* REQUEST
Provide only the number of lines in the data below that contain the word "vmware".

Collected data entries
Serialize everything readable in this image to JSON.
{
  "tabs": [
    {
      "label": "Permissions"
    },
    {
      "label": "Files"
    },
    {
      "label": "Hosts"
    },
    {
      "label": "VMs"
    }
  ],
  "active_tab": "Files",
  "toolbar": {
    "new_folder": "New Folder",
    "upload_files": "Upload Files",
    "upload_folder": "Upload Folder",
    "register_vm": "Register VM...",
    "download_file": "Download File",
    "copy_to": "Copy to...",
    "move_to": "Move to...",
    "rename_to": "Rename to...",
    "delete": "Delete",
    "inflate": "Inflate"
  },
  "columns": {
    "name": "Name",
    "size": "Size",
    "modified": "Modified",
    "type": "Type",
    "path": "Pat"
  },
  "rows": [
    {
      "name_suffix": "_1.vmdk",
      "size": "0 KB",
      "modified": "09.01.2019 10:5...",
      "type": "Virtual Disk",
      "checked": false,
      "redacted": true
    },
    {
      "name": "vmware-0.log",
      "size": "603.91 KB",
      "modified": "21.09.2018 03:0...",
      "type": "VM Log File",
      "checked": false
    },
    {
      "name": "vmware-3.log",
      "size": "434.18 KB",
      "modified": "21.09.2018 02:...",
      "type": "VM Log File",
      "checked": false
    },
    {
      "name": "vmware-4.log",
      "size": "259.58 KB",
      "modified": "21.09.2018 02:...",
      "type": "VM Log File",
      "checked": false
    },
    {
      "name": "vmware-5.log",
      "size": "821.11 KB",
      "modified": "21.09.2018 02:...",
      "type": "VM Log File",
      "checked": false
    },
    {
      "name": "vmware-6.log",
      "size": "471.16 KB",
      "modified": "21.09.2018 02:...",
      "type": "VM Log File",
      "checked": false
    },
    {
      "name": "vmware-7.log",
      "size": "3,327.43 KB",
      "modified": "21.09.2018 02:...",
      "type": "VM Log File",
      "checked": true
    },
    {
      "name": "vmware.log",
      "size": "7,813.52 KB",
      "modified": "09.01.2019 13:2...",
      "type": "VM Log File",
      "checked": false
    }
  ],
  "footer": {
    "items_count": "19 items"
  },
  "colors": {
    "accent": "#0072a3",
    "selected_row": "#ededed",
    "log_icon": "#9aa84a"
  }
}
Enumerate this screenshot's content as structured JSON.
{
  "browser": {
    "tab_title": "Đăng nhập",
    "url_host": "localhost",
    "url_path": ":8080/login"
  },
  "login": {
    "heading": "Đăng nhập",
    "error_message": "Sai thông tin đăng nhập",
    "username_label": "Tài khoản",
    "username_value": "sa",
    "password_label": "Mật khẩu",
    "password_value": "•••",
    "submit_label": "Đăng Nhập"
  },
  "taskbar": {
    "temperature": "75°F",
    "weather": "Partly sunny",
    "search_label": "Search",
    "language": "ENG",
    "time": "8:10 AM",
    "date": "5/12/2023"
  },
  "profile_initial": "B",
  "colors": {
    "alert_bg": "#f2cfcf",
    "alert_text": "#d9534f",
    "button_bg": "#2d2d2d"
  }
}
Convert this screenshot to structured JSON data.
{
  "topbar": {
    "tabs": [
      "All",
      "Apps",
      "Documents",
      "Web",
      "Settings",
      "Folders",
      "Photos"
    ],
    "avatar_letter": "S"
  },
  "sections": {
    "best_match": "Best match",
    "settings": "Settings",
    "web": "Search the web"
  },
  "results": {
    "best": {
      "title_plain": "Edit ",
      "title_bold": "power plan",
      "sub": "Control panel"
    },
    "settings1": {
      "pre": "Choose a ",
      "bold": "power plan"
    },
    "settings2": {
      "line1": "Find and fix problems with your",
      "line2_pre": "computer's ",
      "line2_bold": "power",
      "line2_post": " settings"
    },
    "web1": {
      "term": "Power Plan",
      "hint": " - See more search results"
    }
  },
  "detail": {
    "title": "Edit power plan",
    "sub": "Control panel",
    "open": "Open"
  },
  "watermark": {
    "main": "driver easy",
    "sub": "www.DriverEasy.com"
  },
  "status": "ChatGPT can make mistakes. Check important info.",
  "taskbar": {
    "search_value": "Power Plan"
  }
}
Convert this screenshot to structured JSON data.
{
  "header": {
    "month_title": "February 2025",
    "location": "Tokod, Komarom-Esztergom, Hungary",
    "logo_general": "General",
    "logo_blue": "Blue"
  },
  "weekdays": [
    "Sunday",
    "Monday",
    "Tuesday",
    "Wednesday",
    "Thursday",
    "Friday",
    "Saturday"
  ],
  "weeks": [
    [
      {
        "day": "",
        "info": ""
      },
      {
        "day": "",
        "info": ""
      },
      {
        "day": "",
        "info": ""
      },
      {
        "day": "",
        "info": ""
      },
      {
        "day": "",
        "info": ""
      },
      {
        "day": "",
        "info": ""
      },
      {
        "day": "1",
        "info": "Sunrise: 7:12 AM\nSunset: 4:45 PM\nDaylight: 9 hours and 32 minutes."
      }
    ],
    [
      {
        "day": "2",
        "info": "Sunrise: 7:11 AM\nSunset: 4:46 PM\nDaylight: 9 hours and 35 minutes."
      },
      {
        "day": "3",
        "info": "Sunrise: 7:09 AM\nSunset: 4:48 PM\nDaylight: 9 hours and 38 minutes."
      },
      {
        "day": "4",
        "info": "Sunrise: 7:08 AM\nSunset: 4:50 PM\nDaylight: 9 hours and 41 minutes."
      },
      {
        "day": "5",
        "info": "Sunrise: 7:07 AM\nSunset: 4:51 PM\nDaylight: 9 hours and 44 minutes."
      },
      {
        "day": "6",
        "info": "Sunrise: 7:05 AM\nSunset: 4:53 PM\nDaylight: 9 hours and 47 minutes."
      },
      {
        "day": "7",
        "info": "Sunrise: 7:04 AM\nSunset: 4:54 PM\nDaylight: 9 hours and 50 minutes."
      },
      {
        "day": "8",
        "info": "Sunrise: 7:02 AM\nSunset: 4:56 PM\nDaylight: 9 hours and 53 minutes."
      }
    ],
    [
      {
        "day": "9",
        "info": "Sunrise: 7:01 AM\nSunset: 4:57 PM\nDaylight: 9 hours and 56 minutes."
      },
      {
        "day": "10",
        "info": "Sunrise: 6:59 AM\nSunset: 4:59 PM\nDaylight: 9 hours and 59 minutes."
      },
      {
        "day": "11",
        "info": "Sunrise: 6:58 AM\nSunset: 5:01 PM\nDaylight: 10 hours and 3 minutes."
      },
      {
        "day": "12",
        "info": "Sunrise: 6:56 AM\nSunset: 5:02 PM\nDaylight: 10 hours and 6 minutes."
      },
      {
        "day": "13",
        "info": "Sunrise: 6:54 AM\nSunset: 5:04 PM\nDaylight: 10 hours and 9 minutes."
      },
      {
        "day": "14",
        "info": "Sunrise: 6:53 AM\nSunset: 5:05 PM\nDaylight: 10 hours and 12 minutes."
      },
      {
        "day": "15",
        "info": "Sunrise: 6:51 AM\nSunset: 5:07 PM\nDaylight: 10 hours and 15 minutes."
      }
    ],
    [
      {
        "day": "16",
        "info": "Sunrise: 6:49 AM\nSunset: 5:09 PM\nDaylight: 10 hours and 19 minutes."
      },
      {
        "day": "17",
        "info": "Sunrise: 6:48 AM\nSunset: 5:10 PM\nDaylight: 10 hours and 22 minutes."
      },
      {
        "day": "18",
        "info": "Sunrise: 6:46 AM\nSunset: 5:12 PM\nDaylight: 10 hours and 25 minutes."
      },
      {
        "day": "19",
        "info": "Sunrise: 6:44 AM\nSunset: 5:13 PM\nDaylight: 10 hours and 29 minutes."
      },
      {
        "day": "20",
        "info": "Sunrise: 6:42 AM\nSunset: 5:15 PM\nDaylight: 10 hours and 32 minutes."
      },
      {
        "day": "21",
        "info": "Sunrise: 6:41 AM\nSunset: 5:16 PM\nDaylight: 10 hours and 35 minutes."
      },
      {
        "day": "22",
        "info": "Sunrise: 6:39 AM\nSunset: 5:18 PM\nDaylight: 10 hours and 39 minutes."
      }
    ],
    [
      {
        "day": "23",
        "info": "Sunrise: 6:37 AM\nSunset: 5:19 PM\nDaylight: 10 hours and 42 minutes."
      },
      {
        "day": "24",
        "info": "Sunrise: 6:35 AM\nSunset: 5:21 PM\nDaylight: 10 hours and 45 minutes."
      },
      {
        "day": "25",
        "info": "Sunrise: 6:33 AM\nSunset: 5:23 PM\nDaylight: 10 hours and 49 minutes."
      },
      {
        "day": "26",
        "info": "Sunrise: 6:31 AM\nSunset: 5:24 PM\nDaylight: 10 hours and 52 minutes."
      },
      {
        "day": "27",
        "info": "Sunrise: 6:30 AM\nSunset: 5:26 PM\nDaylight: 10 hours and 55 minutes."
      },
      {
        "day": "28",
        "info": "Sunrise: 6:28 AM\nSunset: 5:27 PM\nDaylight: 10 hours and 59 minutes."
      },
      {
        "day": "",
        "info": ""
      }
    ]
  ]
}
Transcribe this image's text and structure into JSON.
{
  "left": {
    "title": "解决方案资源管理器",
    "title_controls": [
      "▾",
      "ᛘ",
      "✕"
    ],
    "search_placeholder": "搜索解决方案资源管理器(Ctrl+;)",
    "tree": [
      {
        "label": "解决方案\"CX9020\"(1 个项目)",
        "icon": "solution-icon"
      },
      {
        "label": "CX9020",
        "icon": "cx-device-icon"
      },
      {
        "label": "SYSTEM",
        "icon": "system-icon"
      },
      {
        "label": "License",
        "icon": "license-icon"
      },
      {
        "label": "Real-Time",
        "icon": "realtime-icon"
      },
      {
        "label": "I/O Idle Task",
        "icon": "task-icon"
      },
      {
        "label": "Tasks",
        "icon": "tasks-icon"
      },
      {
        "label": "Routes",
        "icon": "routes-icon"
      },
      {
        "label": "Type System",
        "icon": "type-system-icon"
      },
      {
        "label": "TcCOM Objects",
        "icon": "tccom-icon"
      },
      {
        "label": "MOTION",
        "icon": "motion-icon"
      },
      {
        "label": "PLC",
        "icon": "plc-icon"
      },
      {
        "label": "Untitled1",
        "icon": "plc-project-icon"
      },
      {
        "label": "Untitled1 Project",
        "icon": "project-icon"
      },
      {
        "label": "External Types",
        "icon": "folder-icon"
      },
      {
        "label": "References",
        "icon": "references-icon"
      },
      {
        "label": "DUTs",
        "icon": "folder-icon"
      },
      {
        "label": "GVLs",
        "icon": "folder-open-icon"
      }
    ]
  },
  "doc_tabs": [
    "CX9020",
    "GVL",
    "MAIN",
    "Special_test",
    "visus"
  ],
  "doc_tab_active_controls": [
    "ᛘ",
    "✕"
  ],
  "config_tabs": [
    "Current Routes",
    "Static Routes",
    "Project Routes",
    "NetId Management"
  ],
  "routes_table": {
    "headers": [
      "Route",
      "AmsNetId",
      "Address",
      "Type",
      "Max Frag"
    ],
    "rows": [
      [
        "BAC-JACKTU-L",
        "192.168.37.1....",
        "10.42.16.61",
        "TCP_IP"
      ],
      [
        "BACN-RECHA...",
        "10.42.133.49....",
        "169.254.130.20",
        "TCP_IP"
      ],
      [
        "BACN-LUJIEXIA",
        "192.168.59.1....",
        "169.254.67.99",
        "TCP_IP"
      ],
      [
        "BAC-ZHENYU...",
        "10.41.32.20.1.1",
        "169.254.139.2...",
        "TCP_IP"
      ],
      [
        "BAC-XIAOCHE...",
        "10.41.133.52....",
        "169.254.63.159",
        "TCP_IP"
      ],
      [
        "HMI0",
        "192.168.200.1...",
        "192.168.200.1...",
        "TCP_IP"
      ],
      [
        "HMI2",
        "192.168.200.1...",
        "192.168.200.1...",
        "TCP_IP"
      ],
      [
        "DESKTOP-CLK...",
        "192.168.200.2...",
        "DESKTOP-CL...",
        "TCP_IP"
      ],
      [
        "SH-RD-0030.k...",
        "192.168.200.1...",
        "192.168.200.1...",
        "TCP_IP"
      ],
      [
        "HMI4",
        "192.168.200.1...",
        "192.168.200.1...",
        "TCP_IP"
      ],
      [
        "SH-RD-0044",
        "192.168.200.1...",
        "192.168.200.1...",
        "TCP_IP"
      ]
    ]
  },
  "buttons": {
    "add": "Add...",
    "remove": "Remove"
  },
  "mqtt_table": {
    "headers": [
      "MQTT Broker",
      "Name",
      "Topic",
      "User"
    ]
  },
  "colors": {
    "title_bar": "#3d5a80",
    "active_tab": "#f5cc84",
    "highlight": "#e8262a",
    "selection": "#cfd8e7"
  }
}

* WRITTEN REPLY
7